-- BEGIN --
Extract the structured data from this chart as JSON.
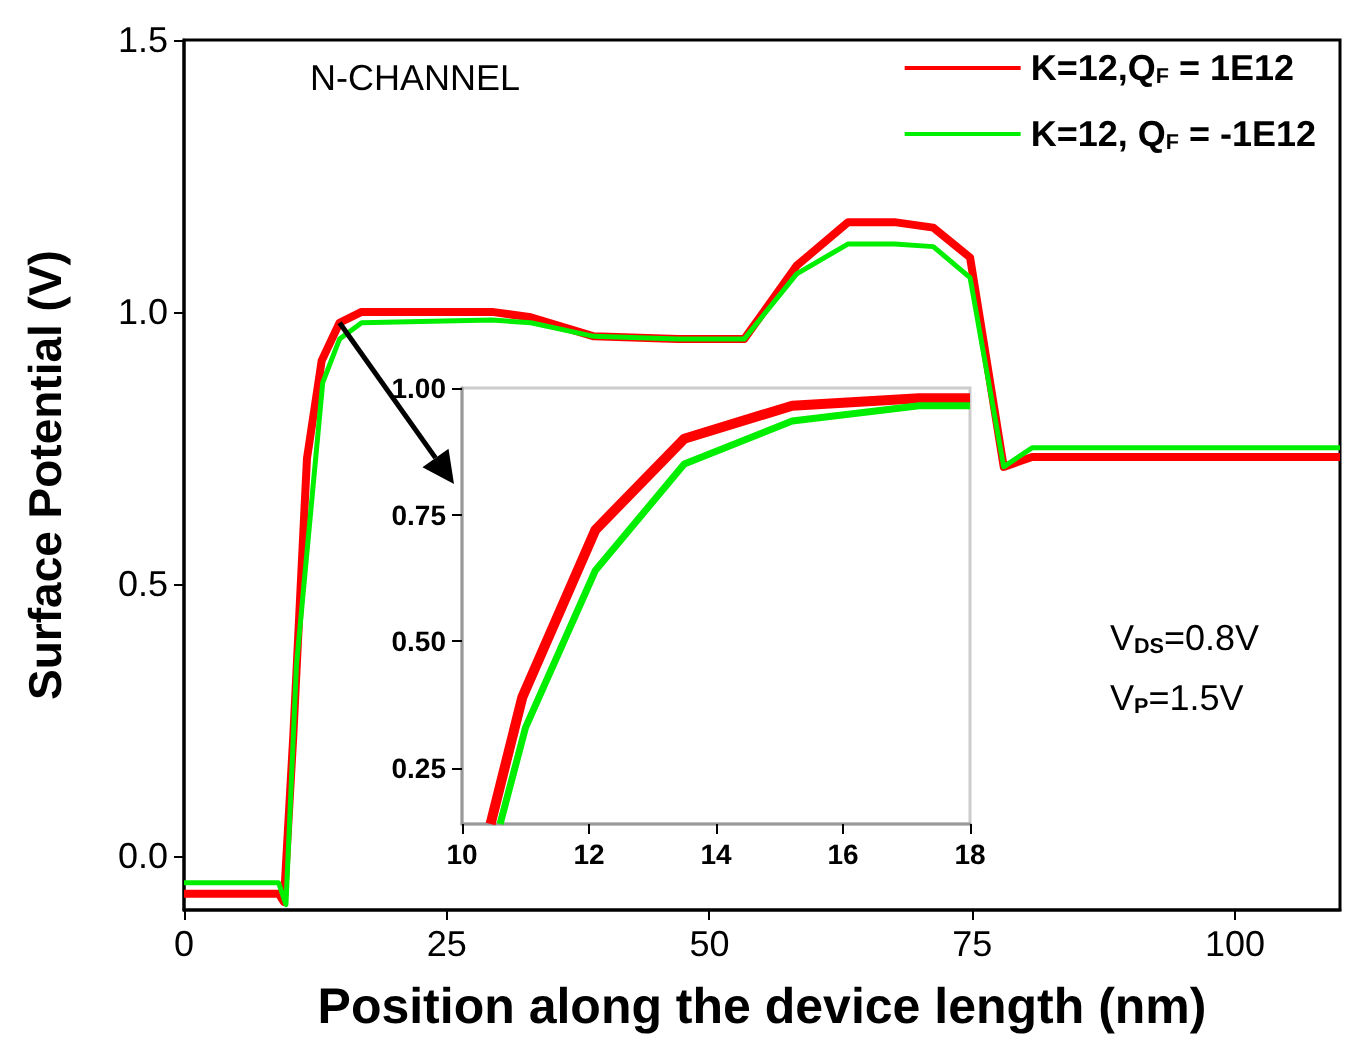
{
  "chart_data": [
    {
      "type": "line",
      "xlabel": "Position along the device length (nm)",
      "ylabel": "Surface Potential (V)",
      "xlim": [
        0,
        110
      ],
      "xticks": [
        0,
        25,
        50,
        75,
        100
      ],
      "ylim": [
        -0.1,
        1.5
      ],
      "yticks": [
        {
          "value": 0,
          "label": "0.0"
        },
        {
          "value": 0.5,
          "label": "0.5"
        },
        {
          "value": 1,
          "label": "1.0"
        },
        {
          "value": 1.5,
          "label": "1.5"
        }
      ],
      "legend": "top right",
      "grid": false,
      "marker": "none",
      "line_style": "solid",
      "annotations": [
        "N-CHANNEL",
        "V$_{DS}$=0.8V",
        "V$_{P}$=1.5V"
      ],
      "series": [
        {
          "name": "K=12,Q$_{F}$ = 1E12",
          "color": "#ff0000",
          "x": [
            0,
            9,
            9.5,
            10.4,
            11.7,
            13.1,
            14.8,
            16.9,
            29.3,
            33,
            39,
            47,
            53.3,
            58.3,
            63.2,
            67.6,
            71.3,
            74.8,
            78,
            80.7,
            110
          ],
          "values": [
            -0.07,
            -0.07,
            -0.085,
            0.22,
            0.73,
            0.91,
            0.98,
            1.0,
            1.0,
            0.99,
            0.955,
            0.95,
            0.95,
            1.085,
            1.165,
            1.165,
            1.155,
            1.1,
            0.715,
            0.733,
            0.733
          ]
        },
        {
          "name": "K=12, Q$_{F}$ = -1E12",
          "color": "#00ee00",
          "x": [
            0,
            9,
            9.7,
            10.7,
            13.2,
            14.8,
            16.9,
            29.3,
            33,
            39,
            47,
            53.3,
            58.3,
            63.2,
            67.6,
            71.3,
            74.8,
            78,
            80.7,
            110
          ],
          "values": [
            -0.05,
            -0.05,
            -0.09,
            0.35,
            0.87,
            0.95,
            0.98,
            0.985,
            0.98,
            0.955,
            0.95,
            0.95,
            1.07,
            1.125,
            1.125,
            1.12,
            1.063,
            0.715,
            0.75,
            0.75
          ]
        }
      ]
    },
    {
      "type": "line",
      "xlim": [
        10,
        18
      ],
      "xticks": [
        10,
        12,
        14,
        16,
        18
      ],
      "ylim": [
        0.14,
        1.0
      ],
      "yticks": [
        {
          "value": 0.25,
          "label": "0.25"
        },
        {
          "value": 0.5,
          "label": "0.50"
        },
        {
          "value": 0.75,
          "label": "0.75"
        },
        {
          "value": 1.0,
          "label": "1.00"
        }
      ],
      "legend": false,
      "grid": false,
      "marker": "none",
      "line_style": "solid",
      "series": [
        {
          "color": "#ff0000",
          "x": [
            10.45,
            10.95,
            12.1,
            13.5,
            15.2,
            17.2,
            18
          ],
          "values": [
            0.14,
            0.39,
            0.72,
            0.9,
            0.965,
            0.98,
            0.98
          ]
        },
        {
          "color": "#00ee00",
          "x": [
            10.6,
            11,
            12.1,
            13.5,
            15.2,
            17.2,
            18
          ],
          "values": [
            0.14,
            0.33,
            0.64,
            0.85,
            0.935,
            0.965,
            0.965
          ]
        }
      ]
    }
  ]
}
-- END --
# [Task goal]
Copy out the listing exactly as it stands, but not the pictures.

# [Solved exercise]
Extract the structured data from this chart as JSON.
{
  "chart_data": [
    {
      "type": "line",
      "xlabel": "Position along the device length (nm)",
      "ylabel": "Surface Potential (V)",
      "xlim": [
        0,
        110
      ],
      "xticks": [
        0,
        25,
        50,
        75,
        100
      ],
      "ylim": [
        -0.1,
        1.5
      ],
      "yticks": [
        {
          "value": 0,
          "label": "0.0"
        },
        {
          "value": 0.5,
          "label": "0.5"
        },
        {
          "value": 1,
          "label": "1.0"
        },
        {
          "value": 1.5,
          "label": "1.5"
        }
      ],
      "legend": "top right",
      "grid": false,
      "marker": "none",
      "line_style": "solid",
      "annotations": [
        "N-CHANNEL",
        "V$_{DS}$=0.8V",
        "V$_{P}$=1.5V"
      ],
      "series": [
        {
          "name": "K=12,Q$_{F}$ = 1E12",
          "color": "#ff0000",
          "x": [
            0,
            9,
            9.5,
            10.4,
            11.7,
            13.1,
            14.8,
            16.9,
            29.3,
            33,
            39,
            47,
            53.3,
            58.3,
            63.2,
            67.6,
            71.3,
            74.8,
            78,
            80.7,
            110
          ],
          "values": [
            -0.07,
            -0.07,
            -0.085,
            0.22,
            0.73,
            0.91,
            0.98,
            1.0,
            1.0,
            0.99,
            0.955,
            0.95,
            0.95,
            1.085,
            1.165,
            1.165,
            1.155,
            1.1,
            0.715,
            0.733,
            0.733
          ]
        },
        {
          "name": "K=12, Q$_{F}$ = -1E12",
          "color": "#00ee00",
          "x": [
            0,
            9,
            9.7,
            10.7,
            13.2,
            14.8,
            16.9,
            29.3,
            33,
            39,
            47,
            53.3,
            58.3,
            63.2,
            67.6,
            71.3,
            74.8,
            78,
            80.7,
            110
          ],
          "values": [
            -0.05,
            -0.05,
            -0.09,
            0.35,
            0.87,
            0.95,
            0.98,
            0.985,
            0.98,
            0.955,
            0.95,
            0.95,
            1.07,
            1.125,
            1.125,
            1.12,
            1.063,
            0.715,
            0.75,
            0.75
          ]
        }
      ]
    },
    {
      "type": "line",
      "xlim": [
        10,
        18
      ],
      "xticks": [
        10,
        12,
        14,
        16,
        18
      ],
      "ylim": [
        0.14,
        1.0
      ],
      "yticks": [
        {
          "value": 0.25,
          "label": "0.25"
        },
        {
          "value": 0.5,
          "label": "0.50"
        },
        {
          "value": 0.75,
          "label": "0.75"
        },
        {
          "value": 1.0,
          "label": "1.00"
        }
      ],
      "legend": false,
      "grid": false,
      "marker": "none",
      "line_style": "solid",
      "series": [
        {
          "color": "#ff0000",
          "x": [
            10.45,
            10.95,
            12.1,
            13.5,
            15.2,
            17.2,
            18
          ],
          "values": [
            0.14,
            0.39,
            0.72,
            0.9,
            0.965,
            0.98,
            0.98
          ]
        },
        {
          "color": "#00ee00",
          "x": [
            10.6,
            11,
            12.1,
            13.5,
            15.2,
            17.2,
            18
          ],
          "values": [
            0.14,
            0.33,
            0.64,
            0.85,
            0.935,
            0.965,
            0.965
          ]
        }
      ]
    }
  ]
}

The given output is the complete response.